Data records
———

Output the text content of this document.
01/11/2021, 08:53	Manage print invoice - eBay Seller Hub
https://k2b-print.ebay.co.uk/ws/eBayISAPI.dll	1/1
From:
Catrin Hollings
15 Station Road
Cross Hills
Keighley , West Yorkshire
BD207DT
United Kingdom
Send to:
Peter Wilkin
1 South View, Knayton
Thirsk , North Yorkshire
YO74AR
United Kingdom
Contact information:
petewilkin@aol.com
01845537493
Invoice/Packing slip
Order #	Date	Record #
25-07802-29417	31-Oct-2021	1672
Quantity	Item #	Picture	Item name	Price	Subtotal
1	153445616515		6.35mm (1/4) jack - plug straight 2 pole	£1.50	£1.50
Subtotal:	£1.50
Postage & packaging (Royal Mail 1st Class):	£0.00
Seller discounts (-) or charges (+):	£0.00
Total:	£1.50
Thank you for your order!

———

What you will do
Reproduce the entire listing word for word.

The response
Output the text content of this document.
01/11/2021, 08:53	Manage print invoice - eBay Seller Hub
https://k2b-print.ebay.co.uk/ws/eBayISAPI.dll	1/1
From:
Catrin Hollings
15 Station Road
Cross Hills
Keighley , West Yorkshire
BD207DT
United Kingdom
Send to:
Peter Wilkin
1 South View, Knayton
Thirsk , North Yorkshire
YO74AR
United Kingdom
Contact information:
petewilkin@aol.com
01845537493
Invoice/Packing slip
Order #	Date	Record #
25-07802-29417	31-Oct-2021	1672
Quantity	Item #	Picture	Item name	Price	Subtotal
1	153445616515		6.35mm (1/4) jack - plug straight 2 pole	£1.50	£1.50
Subtotal:	£1.50
Postage & packaging (Royal Mail 1st Class):	£0.00
Seller discounts (-) or charges (+):	£0.00
Total:	£1.50
Thank you for your order!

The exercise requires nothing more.